#### [SET TASK]
Of the lines in this material, how many contain "ylabel"? Answer with a single number only.

----------------------------------------

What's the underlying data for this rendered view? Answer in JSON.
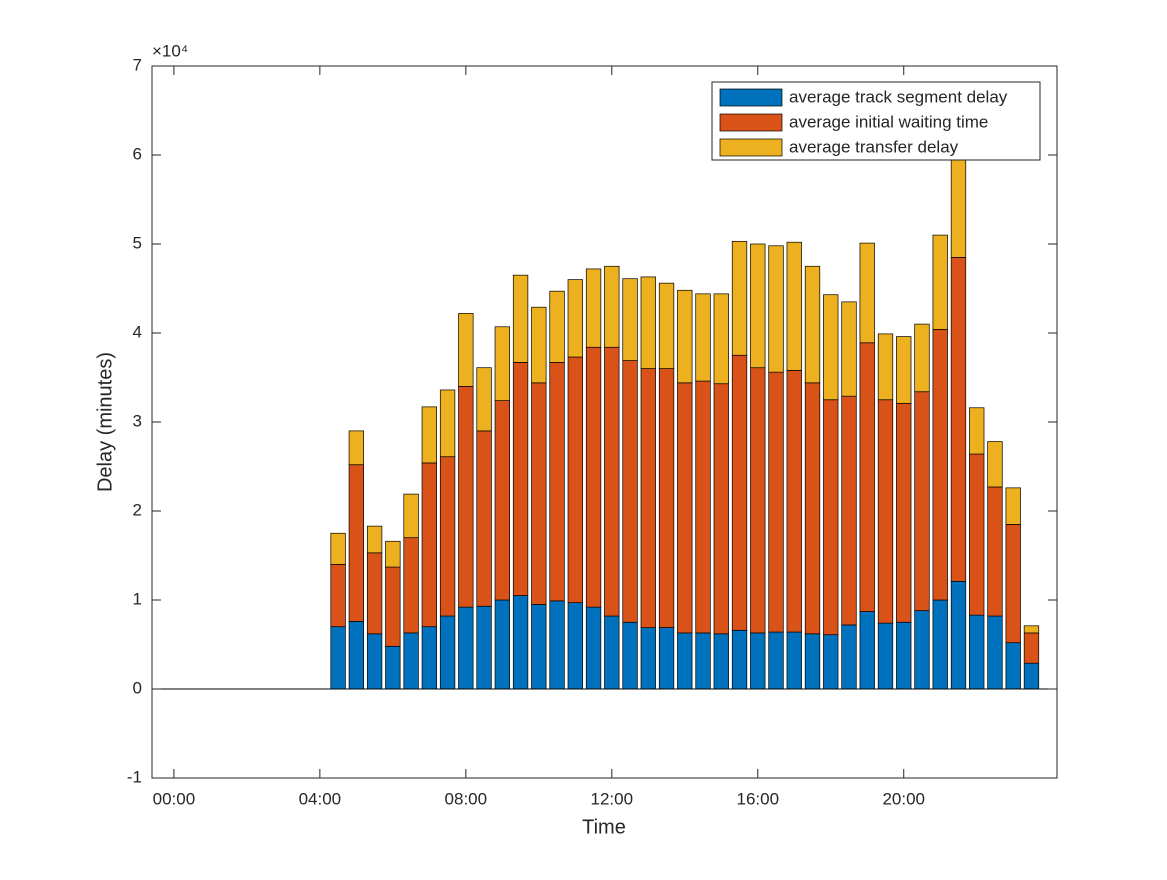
{
  "chart_data": {
    "type": "bar",
    "stacked": true,
    "xlabel": "Time",
    "ylabel": "Delay (minutes)",
    "y_scale_label": "×10⁴",
    "x": [
      4.5,
      5,
      5.5,
      6,
      6.5,
      7,
      7.5,
      8,
      8.5,
      9,
      9.5,
      10,
      10.5,
      11,
      11.5,
      12,
      12.5,
      13,
      13.5,
      14,
      14.5,
      15,
      15.5,
      16,
      16.5,
      17,
      17.5,
      18,
      18.5,
      19,
      19.5,
      20,
      20.5,
      21,
      21.5,
      22,
      22.5,
      23,
      23.5
    ],
    "series": [
      {
        "name": "average track segment delay",
        "color": "#0072bd",
        "values": [
          0.7,
          0.76,
          0.62,
          0.48,
          0.63,
          0.7,
          0.82,
          0.92,
          0.93,
          1.0,
          1.05,
          0.95,
          0.99,
          0.97,
          0.92,
          0.82,
          0.75,
          0.69,
          0.69,
          0.63,
          0.63,
          0.62,
          0.66,
          0.63,
          0.64,
          0.64,
          0.62,
          0.61,
          0.72,
          0.87,
          0.74,
          0.75,
          0.88,
          1.0,
          1.21,
          0.83,
          0.82,
          0.52,
          0.29
        ]
      },
      {
        "name": "average initial waiting time",
        "color": "#d95319",
        "values": [
          0.7,
          1.76,
          0.91,
          0.89,
          1.07,
          1.84,
          1.79,
          2.48,
          1.97,
          2.24,
          2.62,
          2.49,
          2.68,
          2.76,
          2.92,
          3.02,
          2.94,
          2.91,
          2.91,
          2.81,
          2.83,
          2.81,
          3.09,
          2.98,
          2.92,
          2.94,
          2.82,
          2.64,
          2.57,
          3.02,
          2.51,
          2.46,
          2.46,
          3.04,
          3.64,
          1.81,
          1.45,
          1.33,
          0.34
        ]
      },
      {
        "name": "average transfer delay",
        "color": "#edb120",
        "values": [
          0.35,
          0.38,
          0.3,
          0.29,
          0.49,
          0.63,
          0.75,
          0.82,
          0.71,
          0.83,
          0.98,
          0.85,
          0.8,
          0.87,
          0.88,
          0.91,
          0.92,
          1.03,
          0.96,
          1.04,
          0.98,
          1.01,
          1.28,
          1.39,
          1.42,
          1.44,
          1.31,
          1.18,
          1.06,
          1.12,
          0.74,
          0.75,
          0.76,
          1.06,
          1.15,
          0.52,
          0.51,
          0.41,
          0.08
        ]
      }
    ],
    "xlim": [
      -0.6,
      24.2
    ],
    "xticks": [
      {
        "value": 0,
        "label": "00:00"
      },
      {
        "value": 4,
        "label": "04:00"
      },
      {
        "value": 8,
        "label": "08:00"
      },
      {
        "value": 12,
        "label": "12:00"
      },
      {
        "value": 16,
        "label": "16:00"
      },
      {
        "value": 20,
        "label": "20:00"
      }
    ],
    "ylim": [
      -1,
      7
    ],
    "yticks": [
      -1,
      0,
      1,
      2,
      3,
      4,
      5,
      6,
      7
    ],
    "bar_width": 0.4,
    "legend": "upper right"
  }
}
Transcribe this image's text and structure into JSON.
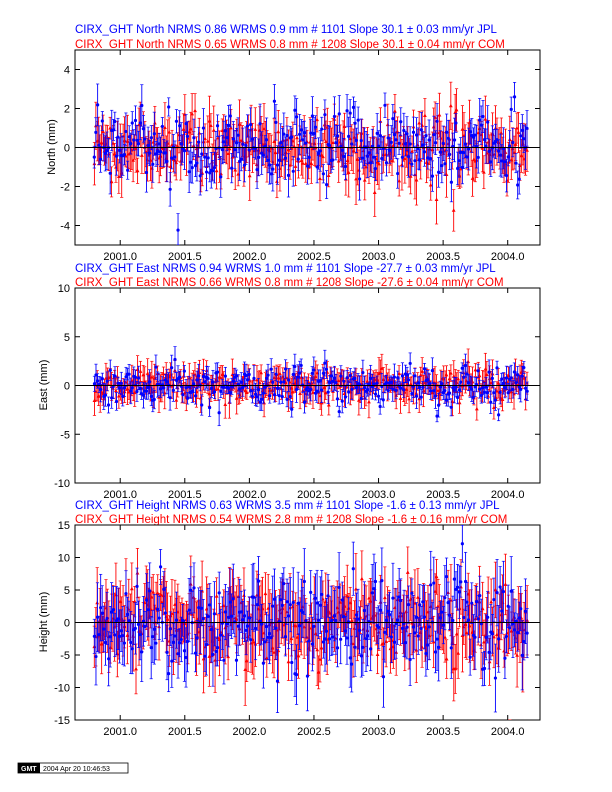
{
  "chart_data": [
    {
      "type": "scatter",
      "title": "",
      "header_lines": [
        "CIRX_GHT North NRMS 0.86 WRMS  0.9 mm # 1101 Slope   30.1 ±  0.03 mm/yr JPL",
        "CIRX_GHT North NRMS 0.65 WRMS  0.8 mm # 1208 Slope   30.1 ±  0.04 mm/yr COM"
      ],
      "xlabel": "",
      "ylabel": "North (mm)",
      "xlim": [
        2000.65,
        2004.25
      ],
      "ylim": [
        -5,
        5
      ],
      "xticks": [
        2001.0,
        2001.5,
        2002.0,
        2002.5,
        2003.0,
        2003.5,
        2004.0
      ],
      "xtick_labels": [
        "2001.0",
        "2001.5",
        "2002.0",
        "2002.5",
        "2003.0",
        "2003.5",
        "2004.0"
      ],
      "yticks": [
        -4,
        -2,
        0,
        2,
        4
      ],
      "ytick_labels": [
        "-4",
        "-2",
        "0",
        "2",
        "4"
      ],
      "x_range": [
        2000.8,
        2004.15
      ],
      "zero_line": 0,
      "series": [
        {
          "name": "JPL",
          "color": "#0000ff",
          "marker": "circle",
          "count": 1101,
          "nrms": 0.86,
          "wrms": 0.9,
          "slope": 30.1,
          "slope_sigma": 0.03,
          "scatter": 0.85,
          "error": 0.75
        },
        {
          "name": "COM",
          "color": "#ff0000",
          "marker": "triangle",
          "count": 1208,
          "nrms": 0.65,
          "wrms": 0.8,
          "slope": 30.1,
          "slope_sigma": 0.04,
          "scatter": 0.8,
          "error": 0.9
        }
      ]
    },
    {
      "type": "scatter",
      "title": "",
      "header_lines": [
        "CIRX_GHT East NRMS 0.94 WRMS  1.0 mm # 1101 Slope  -27.7 ±  0.03 mm/yr JPL",
        "CIRX_GHT East NRMS 0.66 WRMS  0.8 mm # 1208 Slope  -27.6 ±  0.04 mm/yr COM"
      ],
      "xlabel": "",
      "ylabel": "East (mm)",
      "xlim": [
        2000.65,
        2004.25
      ],
      "ylim": [
        -10,
        10
      ],
      "xticks": [
        2001.0,
        2001.5,
        2002.0,
        2002.5,
        2003.0,
        2003.5,
        2004.0
      ],
      "xtick_labels": [
        "2001.0",
        "2001.5",
        "2002.0",
        "2002.5",
        "2003.0",
        "2003.5",
        "2004.0"
      ],
      "yticks": [
        -10,
        -5,
        0,
        5,
        10
      ],
      "ytick_labels": [
        "-10",
        "-5",
        "0",
        "5",
        "10"
      ],
      "x_range": [
        2000.8,
        2004.15
      ],
      "zero_line": 0,
      "series": [
        {
          "name": "JPL",
          "color": "#0000ff",
          "marker": "circle",
          "count": 1101,
          "nrms": 0.94,
          "wrms": 1.0,
          "slope": -27.7,
          "slope_sigma": 0.03,
          "scatter": 1.0,
          "error": 0.9
        },
        {
          "name": "COM",
          "color": "#ff0000",
          "marker": "triangle",
          "count": 1208,
          "nrms": 0.66,
          "wrms": 0.8,
          "slope": -27.6,
          "slope_sigma": 0.04,
          "scatter": 0.8,
          "error": 1.1
        }
      ]
    },
    {
      "type": "scatter",
      "title": "",
      "header_lines": [
        "CIRX_GHT Height NRMS 0.63 WRMS  3.5 mm # 1101 Slope   -1.6 ±  0.13 mm/yr JPL",
        "CIRX_GHT Height NRMS 0.54 WRMS  2.8 mm # 1208 Slope   -1.6 ±  0.16 mm/yr COM"
      ],
      "xlabel": "",
      "ylabel": "Height (mm)",
      "xlim": [
        2000.65,
        2004.25
      ],
      "ylim": [
        -15,
        15
      ],
      "xticks": [
        2001.0,
        2001.5,
        2002.0,
        2002.5,
        2003.0,
        2003.5,
        2004.0
      ],
      "xtick_labels": [
        "2001.0",
        "2001.5",
        "2002.0",
        "2002.5",
        "2003.0",
        "2003.5",
        "2004.0"
      ],
      "yticks": [
        -15,
        -10,
        -5,
        0,
        5,
        10,
        15
      ],
      "ytick_labels": [
        "-15",
        "-10",
        "-5",
        "0",
        "5",
        "10",
        "15"
      ],
      "x_range": [
        2000.8,
        2004.15
      ],
      "zero_line": 0,
      "series": [
        {
          "name": "JPL",
          "color": "#0000ff",
          "marker": "circle",
          "count": 1101,
          "nrms": 0.63,
          "wrms": 3.5,
          "slope": -1.6,
          "slope_sigma": 0.13,
          "scatter": 3.4,
          "error": 3.6
        },
        {
          "name": "COM",
          "color": "#ff0000",
          "marker": "triangle",
          "count": 1208,
          "nrms": 0.54,
          "wrms": 2.8,
          "slope": -1.6,
          "slope_sigma": 0.16,
          "scatter": 2.8,
          "error": 3.8
        }
      ]
    }
  ],
  "stamp": {
    "logo": "GMT",
    "timestamp": "2004 Apr 20 10:46:53"
  }
}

----------------------------------------

#### [EXPECTED OUTPUT]
4